# [AIM]
From the listing that follows, extract every line and set it down unaltered.

--- Start of LISTING ---

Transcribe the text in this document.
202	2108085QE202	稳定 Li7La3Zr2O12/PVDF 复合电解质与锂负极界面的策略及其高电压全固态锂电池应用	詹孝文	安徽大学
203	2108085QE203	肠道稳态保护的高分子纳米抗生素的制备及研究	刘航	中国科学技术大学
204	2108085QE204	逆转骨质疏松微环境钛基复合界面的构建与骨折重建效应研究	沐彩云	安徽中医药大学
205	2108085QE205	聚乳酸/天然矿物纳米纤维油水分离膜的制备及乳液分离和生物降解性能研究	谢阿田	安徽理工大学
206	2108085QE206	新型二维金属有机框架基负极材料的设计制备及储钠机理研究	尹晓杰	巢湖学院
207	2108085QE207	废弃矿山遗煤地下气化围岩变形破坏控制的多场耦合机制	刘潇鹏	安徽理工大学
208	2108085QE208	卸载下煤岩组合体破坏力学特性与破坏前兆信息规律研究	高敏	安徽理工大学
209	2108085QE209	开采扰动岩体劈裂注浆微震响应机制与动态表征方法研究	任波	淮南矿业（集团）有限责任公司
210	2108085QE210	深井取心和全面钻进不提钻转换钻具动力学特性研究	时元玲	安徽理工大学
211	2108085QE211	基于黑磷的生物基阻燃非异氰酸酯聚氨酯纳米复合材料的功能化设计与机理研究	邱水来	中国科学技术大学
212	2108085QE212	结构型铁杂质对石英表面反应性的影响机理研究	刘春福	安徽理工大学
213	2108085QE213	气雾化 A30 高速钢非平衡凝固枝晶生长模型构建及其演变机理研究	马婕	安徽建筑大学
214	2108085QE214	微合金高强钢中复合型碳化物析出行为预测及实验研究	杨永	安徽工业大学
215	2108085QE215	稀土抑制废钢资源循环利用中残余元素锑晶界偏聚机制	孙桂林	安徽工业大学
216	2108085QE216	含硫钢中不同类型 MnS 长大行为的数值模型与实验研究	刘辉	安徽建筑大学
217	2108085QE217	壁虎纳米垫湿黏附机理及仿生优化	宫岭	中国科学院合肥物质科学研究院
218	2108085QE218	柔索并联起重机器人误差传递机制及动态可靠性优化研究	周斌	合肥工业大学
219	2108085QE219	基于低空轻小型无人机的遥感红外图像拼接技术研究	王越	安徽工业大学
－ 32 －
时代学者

--- End of LISTING ---

# [EXERCISE RESPONSE]
Transcribe the text in this document.
202	2108085QE202	稳定 Li7La3Zr2O12/PVDF 复合电解质与锂负极界面的策略及其高电压全固态锂电池应用	詹孝文	安徽大学
203	2108085QE203	肠道稳态保护的高分子纳米抗生素的制备及研究	刘航	中国科学技术大学
204	2108085QE204	逆转骨质疏松微环境钛基复合界面的构建与骨折重建效应研究	沐彩云	安徽中医药大学
205	2108085QE205	聚乳酸/天然矿物纳米纤维油水分离膜的制备及乳液分离和生物降解性能研究	谢阿田	安徽理工大学
206	2108085QE206	新型二维金属有机框架基负极材料的设计制备及储钠机理研究	尹晓杰	巢湖学院
207	2108085QE207	废弃矿山遗煤地下气化围岩变形破坏控制的多场耦合机制	刘潇鹏	安徽理工大学
208	2108085QE208	卸载下煤岩组合体破坏力学特性与破坏前兆信息规律研究	高敏	安徽理工大学
209	2108085QE209	开采扰动岩体劈裂注浆微震响应机制与动态表征方法研究	任波	淮南矿业（集团）有限责任公司
210	2108085QE210	深井取心和全面钻进不提钻转换钻具动力学特性研究	时元玲	安徽理工大学
211	2108085QE211	基于黑磷的生物基阻燃非异氰酸酯聚氨酯纳米复合材料的功能化设计与机理研究	邱水来	中国科学技术大学
212	2108085QE212	结构型铁杂质对石英表面反应性的影响机理研究	刘春福	安徽理工大学
213	2108085QE213	气雾化 A30 高速钢非平衡凝固枝晶生长模型构建及其演变机理研究	马婕	安徽建筑大学
214	2108085QE214	微合金高强钢中复合型碳化物析出行为预测及实验研究	杨永	安徽工业大学
215	2108085QE215	稀土抑制废钢资源循环利用中残余元素锑晶界偏聚机制	孙桂林	安徽工业大学
216	2108085QE216	含硫钢中不同类型 MnS 长大行为的数值模型与实验研究	刘辉	安徽建筑大学
217	2108085QE217	壁虎纳米垫湿黏附机理及仿生优化	宫岭	中国科学院合肥物质科学研究院
218	2108085QE218	柔索并联起重机器人误差传递机制及动态可靠性优化研究	周斌	合肥工业大学
219	2108085QE219	基于低空轻小型无人机的遥感红外图像拼接技术研究	王越	安徽工业大学
－ 32 －
时代学者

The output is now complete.